Stated task
Write the records below out in full, character for character, with no pictures.

Records supplied
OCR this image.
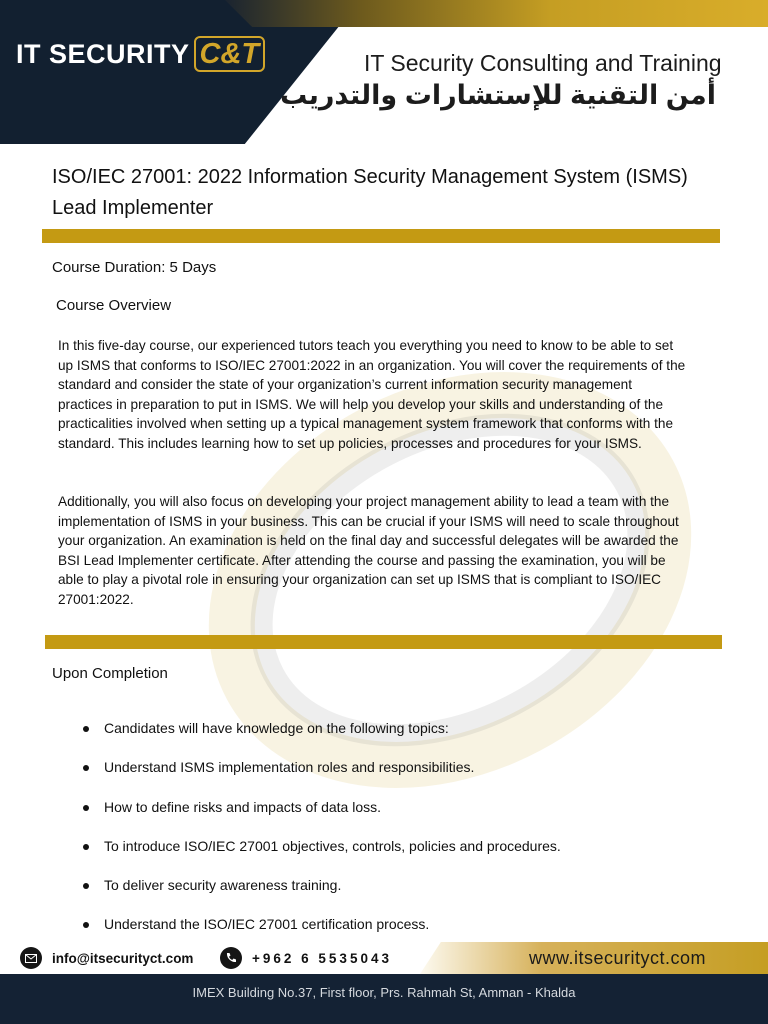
IT SECURITY C&T	IT Security Consulting and Training
أمن التقنية للإستشارات والتدريب
ISO/IEC 27001: 2022 Information Security Management System (ISMS) Lead Implementer
Course Duration: 5 Days
Course Overview

In this five-day course, our experienced tutors teach you everything you need to know to be able to set up ISMS that conforms to ISO/IEC 27001:2022 in an organization. You will cover the requirements of the standard and consider the state of your organization’s current information security management practices in preparation to put in ISMS. We will help you develop your skills and understanding of the practicalities involved when setting up a typical management system framework that conforms with the standard. This includes learning how to set up policies, processes and procedures for your ISMS.

Additionally, you will also focus on developing your project management ability to lead a team with the implementation of ISMS in your business. This can be crucial if your ISMS will need to scale throughout your organization. An examination is held on the final day and successful delegates will be awarded the BSI Lead Implementer certificate. After attending the course and passing the examination, you will be able to play a pivotal role in ensuring your organization can set up ISMS that is compliant to ISO/IEC 27001:2022.

Upon Completion
Candidates will have knowledge on the following topics:
Understand ISMS implementation roles and responsibilities.
How to define risks and impacts of data loss.
To introduce ISO/IEC 27001 objectives, controls, policies and procedures.
To deliver security awareness training.
Understand the ISO/IEC 27001 certification process.
info@itsecurityct.com	+962 6 5535043	www.itsecurityct.com
IMEX Building No.37, First floor, Prs. Rahmah St, Amman - Khalda
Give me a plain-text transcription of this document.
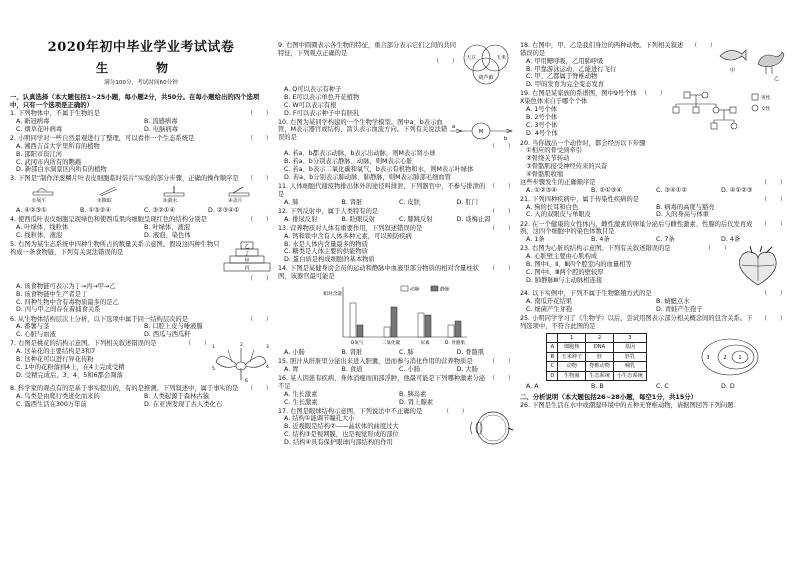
2020年初中毕业学业考试试卷
生　物
满分100分，考试时间60分钟
一、认真选择（本大题包括1~25小题，每小题2分，共50分。在每小题给出的四个选项中，只有一个选项是正确的）
1. 下列物体中，不属于生物的是	（　　）
A. 新冠病毒	B. 流感病毒
C. 烟草花叶病毒	D. 电脑病毒
2. 小明同学对一些自然景观进行了整理，可以看作一个生态系统是	（　　）
A. 湘西吉首大学里所有的植物
B. 邵阳市资江河
C. 武冈市内所有的鹦鹉
D. 新邵白水洞景区内所有的植物
3. 下图是“制作洋葱鳞片叶表皮细胞临时装片”实验的部分步骤，正确的操作顺序是	（　　）
①展平	②撕取	③滴水	④盖片
A. ④②③①	B. ①③②④	C. ③②①④	D. ②③④①
4. 使西瓜叶表皮细胞呈现绿色和使西瓜果肉细胞呈现红色的结构分别是	（　　）
A. 叶绿体、线粒体	B. 叶绿体、液泡
C. 线粒体、液泡	D. 液泡、染色体
5. 右图为某生态系统中四种生物所占的数量关系示意图。假设这四种生物只构成一条食物链，下列有关说法错误的是
乙
丁
甲
丙
（　　）
A. 该食物链可表示为丁→丙→甲→乙
B. 该食物链中生产者是丁
C. 四种生物中含有毒物质最多的是乙
D. 丙与甲之间存在着捕食关系
6. 从生物体结构层次上分析，以下选项中属于同一结构层次的是	（　　）
A. 番薯与茎	B. 口腔上皮与唾液腺
C. 心脏与血液	D. 西瓜与西瓜籽
7. 右图是桃花的结构示意图。下列相关叙述错误的是	（　　）
A. 这朵花的主要结构是3和7
B. 这种花可以进行异花传粉
C. 1中的花粉落到4上，在4上完成受精
D. 受精完成后，3、4、5和6都会凋落
1	2	3
4
5
6
8. 科学家的观点有的是基于事实提出的，有的是推测。下列叙述中，属于事实的是	（　　）
A. 鸟类是由爬行类进化而来的	B. 人类起源于森林古猿
C. 露西生活在300万年前	D. 在亚洲发现了古人类化石
9. 右图中圆圈表示各生物的特征，重合部分表示它们之间的共同特征，下列观点正确的是
（　　） 大豆	玉米
葫芦藓
A. Q可以表示有种子
B. E可以表示单色开花植物
C. W可以表示有根
D. F可以表示种子中有胚乳
10. 右图为某同学构建的一个生物学模型。图中a、b表示血管，M表示器官或结构，箭头表示血流方向。下列有关说法错误的是
a
M
b
（　　）
A. 若a、b都表示动脉，b表示出动脉，则M表示肾小球
B. 若a、b分别表示静脉、动脉，则M表示心脏
C. 若a、b表示二氧化碳和氧气，b表示有机物和水，则M表示叶绿体
D. 若a、b分别表示肺动脉、肺静脉，则M表示肺部毛细血管
11. 人体细胞代谢废物排出体外的途径叫排泄，下列器官中，不参与排泄的是
（　　）
A. 肺	B. 肾脏	C. 皮肤	D. 肛门
12. 下列反射中，属于人类特有的是	（　　）
A. 排尿反射	B. 眨眼反射	C. 膝跳反射	D. 谈梅止渴
13. 营养物质对人体有重要作用，下列叙述错误的是	（　　）
A. 钙和铁中含有人体多种元素，可以预防疾病
B. 水是人体内含量最多的物质
C. 糖类是人体主要的供能物质
D. 蛋白质是构成细胞的基本物质
14. 下图是某健身房会员的运动和静脉中血液里部分物质的相对含量柱状图，该器官最可能是
（　　）
相对含量
动脉	静脉
O氧气	二氧化碳	尿素	D. 骨骼肌
A. 小肠	B. 肾脏	C. 肺	D. 骨骼肌
15. 胆汁从肝脏里分泌出来进入胆囊，进而参与消化作用的营养物质是	（　　）
A. 胃	B. 食道	C. 小肠	D. 大肠
16. 某人因患有疾病，身体消瘦而面部浮肿，他最可能是下列哪种激素分泌不足
（　　）
A. 生长激素	B. 胰岛素
C. 生长激素	D. 肾上腺素
17. 右图是眼球结构示意图，下列说法中不正确的是	（　　）
A. 结构①能调节瞳孔大小
B. 近视眼是结构②——晶状体的曲度过大
C. 结构③是视网膜，也是视觉形成的部位
D. 结构④具有保护眼球内部结构的作用
18. 右图中，甲、乙是我们身边的两种动物。下列相关叙述错误的是
（　　）
A. 甲用鳃呼吸，乙用肺呼吸
B. 甲靠游泳运动，乙能进行飞行
C. 甲、乙都属于脊椎动物
D. 甲的发育为完全变态发育
甲
乙
19. 右图是某家族的系谱图，图中9号个体X染色体来自于哪个个体
（　　）
A. 1号个体
B. 2号个体
C. 3号个体
D. 4号个体
男性
女性
20. 当你做出一个动作时，都会经历以下步骤
①相应的骨受到牵引
②骨绕关节转动
③骨骼肌接受神经传来的兴奋
④骨骼肌收缩
这些步骤发生的正确顺序是	（　　）
A. ①②③④	B. ②①③④	C. ③④①②	D. ④①②③
21. 下列四种疾病中，属于传染性疾病的是	（　　）
A. 狗的长耳和白色	B. 病毒的高度与豁亮
C. 人的双眼皮与单眼皮	D. 人的身高与体重
22. 在一个健康的女性体内，雌性激素的卵巢分泌后与雌性激素、性腺的后代发育成熟，这四个细胞中的染色体数目是
（　　）
A. 1条	B. 4条	C. 7条	D. 4条
23. 右图为心脏的结构示意图。下列有关叙述错误的是	（　　）
A. 心脏壁主要由心肌构成
B. 图中Ⅰ、Ⅱ、Ⅲ四个腔室内的血量相等
C. 图中Ⅰ、Ⅲ两个腔的壁较厚
D. 肺静脉Ⅲ与主动脉相连接
24. 以下实例中，下列不属于生物繁殖方式的是	（　　）
A. 南瓜开花结果	B. 蜻蜓点水
C. 细菌产生芽孢	D. 青蛙产生孢子
25. 小明同学学习了《生物学》以后，尝试用图表示部分相关概念间的包含关系。下列选项中，不符合此图的是
（　　）
	1	2	3
A	细胞核	DNA	基因
B	玉米种子	胚	胚乳
C	动物	脊椎动物	哺乳
D	生物圈	生态系统	小生态系统
1
2
3
A. A	B. B	C. C	D. D
二、分析说明（本大题包括26~28小题，每空1分，共15分）
26. 下图是生活在水中或潮湿环境中的五种无脊椎动物，请据图回答下列问题：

The answer
OCR this image.
IT SECURITY C&T	IT Security Consulting and Training
أمن التقنية للإستشارات والتدريب
ISO/IEC 27001: 2022 Information Security Management System (ISMS) Lead Implementer
Course Duration: 5 Days
Course Overview

In this five-day course, our experienced tutors teach you everything you need to know to be able to set up ISMS that conforms to ISO/IEC 27001:2022 in an organization. You will cover the requirements of the standard and consider the state of your organization’s current information security management practices in preparation to put in ISMS. We will help you develop your skills and understanding of the practicalities involved when setting up a typical management system framework that conforms with the standard. This includes learning how to set up policies, processes and procedures for your ISMS.

Additionally, you will also focus on developing your project management ability to lead a team with the implementation of ISMS in your business. This can be crucial if your ISMS will need to scale throughout your organization. An examination is held on the final day and successful delegates will be awarded the BSI Lead Implementer certificate. After attending the course and passing the examination, you will be able to play a pivotal role in ensuring your organization can set up ISMS that is compliant to ISO/IEC 27001:2022.

Upon Completion
Candidates will have knowledge on the following topics:
Understand ISMS implementation roles and responsibilities.
How to define risks and impacts of data loss.
To introduce ISO/IEC 27001 objectives, controls, policies and procedures.
To deliver security awareness training.
Understand the ISO/IEC 27001 certification process.
info@itsecurityct.com	+962 6 5535043	www.itsecurityct.com
IMEX Building No.37, First floor, Prs. Rahmah St, Amman - Khalda
Give me a plain-text transcription of this document.
2020年初中毕业学业考试试卷
生　物
满分100分，考试时间60分钟
一、认真选择（本大题包括1~25小题，每小题2分，共50分。在每小题给出的四个选项中，只有一个选项是正确的）
1. 下列物体中，不属于生物的是	（　　）
A. 新冠病毒	B. 流感病毒
C. 烟草花叶病毒	D. 电脑病毒
2. 小明同学对一些自然景观进行了整理，可以看作一个生态系统是	（　　）
A. 湘西吉首大学里所有的植物
B. 邵阳市资江河
C. 武冈市内所有的鹦鹉
D. 新邵白水洞景区内所有的植物
3. 下图是“制作洋葱鳞片叶表皮细胞临时装片”实验的部分步骤，正确的操作顺序是	（　　）
①展平	②撕取	③滴水	④盖片
A. ④②③①	B. ①③②④	C. ③②①④	D. ②③④①
4. 使西瓜叶表皮细胞呈现绿色和使西瓜果肉细胞呈现红色的结构分别是	（　　）
A. 叶绿体、线粒体	B. 叶绿体、液泡
C. 线粒体、液泡	D. 液泡、染色体
5. 右图为某生态系统中四种生物所占的数量关系示意图。假设这四种生物只构成一条食物链，下列有关说法错误的是
乙
丁
甲
丙
（　　）
A. 该食物链可表示为丁→丙→甲→乙
B. 该食物链中生产者是丁
C. 四种生物中含有毒物质最多的是乙
D. 丙与甲之间存在着捕食关系
6. 从生物体结构层次上分析，以下选项中属于同一结构层次的是	（　　）
A. 番薯与茎	B. 口腔上皮与唾液腺
C. 心脏与血液	D. 西瓜与西瓜籽
7. 右图是桃花的结构示意图。下列相关叙述错误的是	（　　）
A. 这朵花的主要结构是3和7
B. 这种花可以进行异花传粉
C. 1中的花粉落到4上，在4上完成受精
D. 受精完成后，3、4、5和6都会凋落
1	2	3
4
5
6
8. 科学家的观点有的是基于事实提出的，有的是推测。下列叙述中，属于事实的是	（　　）
A. 鸟类是由爬行类进化而来的	B. 人类起源于森林古猿
C. 露西生活在300万年前	D. 在亚洲发现了古人类化石
9. 右图中圆圈表示各生物的特征，重合部分表示它们之间的共同特征，下列观点正确的是
（　　） 大豆	玉米
葫芦藓
A. Q可以表示有种子
B. E可以表示单色开花植物
C. W可以表示有根
D. F可以表示种子中有胚乳
10. 右图为某同学构建的一个生物学模型。图中a、b表示血管，M表示器官或结构，箭头表示血流方向。下列有关说法错误的是
a
M
b
（　　）
A. 若a、b都表示动脉，b表示出动脉，则M表示肾小球
B. 若a、b分别表示静脉、动脉，则M表示心脏
C. 若a、b表示二氧化碳和氧气，b表示有机物和水，则M表示叶绿体
D. 若a、b分别表示肺动脉、肺静脉，则M表示肺部毛细血管
11. 人体细胞代谢废物排出体外的途径叫排泄，下列器官中，不参与排泄的是
（　　）
A. 肺	B. 肾脏	C. 皮肤	D. 肛门
12. 下列反射中，属于人类特有的是	（　　）
A. 排尿反射	B. 眨眼反射	C. 膝跳反射	D. 谈梅止渴
13. 营养物质对人体有重要作用，下列叙述错误的是	（　　）
A. 钙和铁中含有人体多种元素，可以预防疾病
B. 水是人体内含量最多的物质
C. 糖类是人体主要的供能物质
D. 蛋白质是构成细胞的基本物质
14. 下图是某健身房会员的运动和静脉中血液里部分物质的相对含量柱状图，该器官最可能是
（　　）
相对含量
动脉	静脉
O氧气	二氧化碳	尿素	D. 骨骼肌
A. 小肠	B. 肾脏	C. 肺	D. 骨骼肌
15. 胆汁从肝脏里分泌出来进入胆囊，进而参与消化作用的营养物质是	（　　）
A. 胃	B. 食道	C. 小肠	D. 大肠
16. 某人因患有疾病，身体消瘦而面部浮肿，他最可能是下列哪种激素分泌不足
（　　）
A. 生长激素	B. 胰岛素
C. 生长激素	D. 肾上腺素
17. 右图是眼球结构示意图，下列说法中不正确的是	（　　）
A. 结构①能调节瞳孔大小
B. 近视眼是结构②——晶状体的曲度过大
C. 结构③是视网膜，也是视觉形成的部位
D. 结构④具有保护眼球内部结构的作用
18. 右图中，甲、乙是我们身边的两种动物。下列相关叙述错误的是
（　　）
A. 甲用鳃呼吸，乙用肺呼吸
B. 甲靠游泳运动，乙能进行飞行
C. 甲、乙都属于脊椎动物
D. 甲的发育为完全变态发育
甲
乙
19. 右图是某家族的系谱图，图中9号个体X染色体来自于哪个个体
（　　）
A. 1号个体
B. 2号个体
C. 3号个体
D. 4号个体
男性
女性
20. 当你做出一个动作时，都会经历以下步骤
①相应的骨受到牵引
②骨绕关节转动
③骨骼肌接受神经传来的兴奋
④骨骼肌收缩
这些步骤发生的正确顺序是	（　　）
A. ①②③④	B. ②①③④	C. ③④①②	D. ④①②③
21. 下列四种疾病中，属于传染性疾病的是	（　　）
A. 狗的长耳和白色	B. 病毒的高度与豁亮
C. 人的双眼皮与单眼皮	D. 人的身高与体重
22. 在一个健康的女性体内，雌性激素的卵巢分泌后与雌性激素、性腺的后代发育成熟，这四个细胞中的染色体数目是
（　　）
A. 1条	B. 4条	C. 7条	D. 4条
23. 右图为心脏的结构示意图。下列有关叙述错误的是	（　　）
A. 心脏壁主要由心肌构成
B. 图中Ⅰ、Ⅱ、Ⅲ四个腔室内的血量相等
C. 图中Ⅰ、Ⅲ两个腔的壁较厚
D. 肺静脉Ⅲ与主动脉相连接
24. 以下实例中，下列不属于生物繁殖方式的是	（　　）
A. 南瓜开花结果	B. 蜻蜓点水
C. 细菌产生芽孢	D. 青蛙产生孢子
25. 小明同学学习了《生物学》以后，尝试用图表示部分相关概念间的包含关系。下列选项中，不符合此图的是
（　　）
	1	2	3
A	细胞核	DNA	基因
B	玉米种子	胚	胚乳
C	动物	脊椎动物	哺乳
D	生物圈	生态系统	小生态系统
1
2
3
A. A	B. B	C. C	D. D
二、分析说明（本大题包括26~28小题，每空1分，共15分）
26. 下图是生活在水中或潮湿环境中的五种无脊椎动物，请据图回答下列问题：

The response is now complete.